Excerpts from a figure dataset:

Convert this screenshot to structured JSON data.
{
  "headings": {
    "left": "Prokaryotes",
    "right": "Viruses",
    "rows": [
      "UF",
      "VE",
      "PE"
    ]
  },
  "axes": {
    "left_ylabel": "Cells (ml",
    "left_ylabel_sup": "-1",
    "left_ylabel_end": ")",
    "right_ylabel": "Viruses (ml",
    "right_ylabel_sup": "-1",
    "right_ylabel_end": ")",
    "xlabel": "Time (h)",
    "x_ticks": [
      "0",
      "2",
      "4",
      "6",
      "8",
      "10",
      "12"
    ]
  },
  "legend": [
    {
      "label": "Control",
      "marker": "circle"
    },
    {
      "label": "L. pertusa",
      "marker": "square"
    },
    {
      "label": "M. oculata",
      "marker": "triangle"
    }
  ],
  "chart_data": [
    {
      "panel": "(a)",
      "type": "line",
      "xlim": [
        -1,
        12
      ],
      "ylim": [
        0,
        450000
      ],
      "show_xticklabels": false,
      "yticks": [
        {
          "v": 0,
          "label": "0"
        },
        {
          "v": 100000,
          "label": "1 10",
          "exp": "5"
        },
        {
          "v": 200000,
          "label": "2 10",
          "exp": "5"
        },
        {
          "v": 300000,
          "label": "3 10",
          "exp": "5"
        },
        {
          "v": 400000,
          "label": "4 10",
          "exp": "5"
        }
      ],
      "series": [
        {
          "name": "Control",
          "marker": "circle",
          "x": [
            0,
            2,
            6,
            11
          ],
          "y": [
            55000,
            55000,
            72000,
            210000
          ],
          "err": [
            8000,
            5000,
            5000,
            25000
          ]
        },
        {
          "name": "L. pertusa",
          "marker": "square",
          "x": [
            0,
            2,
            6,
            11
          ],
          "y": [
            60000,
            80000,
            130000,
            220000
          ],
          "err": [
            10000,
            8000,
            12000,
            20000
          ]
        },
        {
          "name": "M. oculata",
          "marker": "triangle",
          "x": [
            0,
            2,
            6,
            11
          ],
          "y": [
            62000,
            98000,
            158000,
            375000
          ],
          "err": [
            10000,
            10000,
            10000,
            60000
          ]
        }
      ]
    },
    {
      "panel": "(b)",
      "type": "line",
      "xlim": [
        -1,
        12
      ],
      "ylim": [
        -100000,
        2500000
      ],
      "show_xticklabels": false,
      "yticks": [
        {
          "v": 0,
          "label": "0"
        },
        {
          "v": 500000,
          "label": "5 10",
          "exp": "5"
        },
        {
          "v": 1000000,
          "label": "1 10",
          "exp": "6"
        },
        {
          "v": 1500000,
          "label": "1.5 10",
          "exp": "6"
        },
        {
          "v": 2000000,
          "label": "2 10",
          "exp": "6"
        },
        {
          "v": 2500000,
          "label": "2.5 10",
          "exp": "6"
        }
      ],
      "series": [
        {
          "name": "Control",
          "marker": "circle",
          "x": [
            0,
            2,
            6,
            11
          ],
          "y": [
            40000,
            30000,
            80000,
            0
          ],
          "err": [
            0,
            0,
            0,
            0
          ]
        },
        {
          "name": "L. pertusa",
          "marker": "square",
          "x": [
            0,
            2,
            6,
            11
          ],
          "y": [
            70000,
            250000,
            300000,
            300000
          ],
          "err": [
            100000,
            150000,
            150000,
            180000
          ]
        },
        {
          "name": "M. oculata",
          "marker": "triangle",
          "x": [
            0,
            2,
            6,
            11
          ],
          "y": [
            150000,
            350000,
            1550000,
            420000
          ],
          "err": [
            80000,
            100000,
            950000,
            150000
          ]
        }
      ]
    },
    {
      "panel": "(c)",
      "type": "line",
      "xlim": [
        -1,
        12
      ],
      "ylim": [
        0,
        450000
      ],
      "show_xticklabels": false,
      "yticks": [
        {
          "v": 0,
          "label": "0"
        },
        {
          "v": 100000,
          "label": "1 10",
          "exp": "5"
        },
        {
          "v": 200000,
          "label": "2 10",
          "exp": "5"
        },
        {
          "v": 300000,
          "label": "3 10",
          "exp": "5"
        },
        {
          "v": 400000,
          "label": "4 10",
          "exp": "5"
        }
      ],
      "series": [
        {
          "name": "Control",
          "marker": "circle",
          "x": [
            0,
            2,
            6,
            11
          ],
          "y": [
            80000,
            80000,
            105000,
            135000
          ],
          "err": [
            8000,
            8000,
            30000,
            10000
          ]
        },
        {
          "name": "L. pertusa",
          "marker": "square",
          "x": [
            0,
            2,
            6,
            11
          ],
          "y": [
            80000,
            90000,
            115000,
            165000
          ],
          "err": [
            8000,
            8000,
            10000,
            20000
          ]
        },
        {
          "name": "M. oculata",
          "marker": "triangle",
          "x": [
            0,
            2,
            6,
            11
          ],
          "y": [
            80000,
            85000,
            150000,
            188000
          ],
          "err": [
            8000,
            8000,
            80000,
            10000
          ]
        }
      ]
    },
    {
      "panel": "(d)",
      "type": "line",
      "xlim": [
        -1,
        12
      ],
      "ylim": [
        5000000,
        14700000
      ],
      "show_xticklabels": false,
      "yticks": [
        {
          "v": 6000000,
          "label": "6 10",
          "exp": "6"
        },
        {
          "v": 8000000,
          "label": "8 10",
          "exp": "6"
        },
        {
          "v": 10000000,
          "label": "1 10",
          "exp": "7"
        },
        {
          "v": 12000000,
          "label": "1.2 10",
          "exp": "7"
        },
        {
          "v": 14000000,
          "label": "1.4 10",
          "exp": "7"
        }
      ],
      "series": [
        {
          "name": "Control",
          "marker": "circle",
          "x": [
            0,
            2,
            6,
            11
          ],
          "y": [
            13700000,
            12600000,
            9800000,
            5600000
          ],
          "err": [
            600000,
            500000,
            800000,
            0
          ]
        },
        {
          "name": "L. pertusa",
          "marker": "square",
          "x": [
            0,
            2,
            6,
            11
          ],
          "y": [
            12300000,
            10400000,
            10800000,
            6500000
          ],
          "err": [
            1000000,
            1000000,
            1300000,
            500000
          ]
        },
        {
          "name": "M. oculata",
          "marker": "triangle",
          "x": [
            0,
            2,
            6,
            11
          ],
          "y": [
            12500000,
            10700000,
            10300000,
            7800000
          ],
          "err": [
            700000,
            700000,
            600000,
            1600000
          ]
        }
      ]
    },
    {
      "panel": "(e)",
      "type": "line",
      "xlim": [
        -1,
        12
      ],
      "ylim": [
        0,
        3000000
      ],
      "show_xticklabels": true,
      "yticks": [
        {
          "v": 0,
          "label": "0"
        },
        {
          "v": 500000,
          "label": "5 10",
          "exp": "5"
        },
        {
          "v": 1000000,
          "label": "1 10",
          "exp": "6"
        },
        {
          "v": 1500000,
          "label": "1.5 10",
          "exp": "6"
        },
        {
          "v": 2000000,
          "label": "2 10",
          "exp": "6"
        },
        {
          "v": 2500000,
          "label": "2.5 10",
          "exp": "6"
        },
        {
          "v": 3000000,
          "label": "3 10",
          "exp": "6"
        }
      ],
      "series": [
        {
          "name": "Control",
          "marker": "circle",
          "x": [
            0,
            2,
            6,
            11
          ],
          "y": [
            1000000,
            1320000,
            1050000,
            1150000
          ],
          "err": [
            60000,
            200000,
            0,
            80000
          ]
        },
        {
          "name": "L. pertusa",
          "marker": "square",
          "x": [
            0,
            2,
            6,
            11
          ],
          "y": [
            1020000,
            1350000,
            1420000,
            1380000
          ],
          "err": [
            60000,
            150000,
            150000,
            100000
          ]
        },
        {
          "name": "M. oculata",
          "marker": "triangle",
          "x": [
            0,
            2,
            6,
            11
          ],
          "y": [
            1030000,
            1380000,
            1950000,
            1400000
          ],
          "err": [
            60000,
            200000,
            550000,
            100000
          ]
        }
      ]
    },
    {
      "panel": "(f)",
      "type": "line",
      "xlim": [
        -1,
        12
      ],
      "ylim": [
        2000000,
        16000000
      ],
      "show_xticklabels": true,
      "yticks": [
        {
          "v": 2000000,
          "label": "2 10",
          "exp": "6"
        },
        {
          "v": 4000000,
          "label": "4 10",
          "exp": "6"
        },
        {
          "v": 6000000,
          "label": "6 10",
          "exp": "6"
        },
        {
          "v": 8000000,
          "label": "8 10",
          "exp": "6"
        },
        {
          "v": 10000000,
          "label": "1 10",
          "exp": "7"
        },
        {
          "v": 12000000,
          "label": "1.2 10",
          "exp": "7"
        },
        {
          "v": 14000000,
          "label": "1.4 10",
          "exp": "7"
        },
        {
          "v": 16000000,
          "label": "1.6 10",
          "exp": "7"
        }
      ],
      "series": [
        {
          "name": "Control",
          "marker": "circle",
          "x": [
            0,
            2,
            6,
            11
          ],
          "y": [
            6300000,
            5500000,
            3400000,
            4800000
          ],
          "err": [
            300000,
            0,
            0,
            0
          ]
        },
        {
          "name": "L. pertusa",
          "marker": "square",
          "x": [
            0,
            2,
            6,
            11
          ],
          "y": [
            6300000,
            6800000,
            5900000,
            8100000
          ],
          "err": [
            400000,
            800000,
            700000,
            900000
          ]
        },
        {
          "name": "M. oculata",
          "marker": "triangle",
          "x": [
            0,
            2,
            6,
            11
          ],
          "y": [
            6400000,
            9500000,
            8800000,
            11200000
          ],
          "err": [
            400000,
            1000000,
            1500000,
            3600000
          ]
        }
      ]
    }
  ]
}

Task instructions:
Your response should contain each line of the entries above that holds the string "Viruses".

Answer space:
    "right": "Viruses",
    "right_ylabel": "Viruses (ml",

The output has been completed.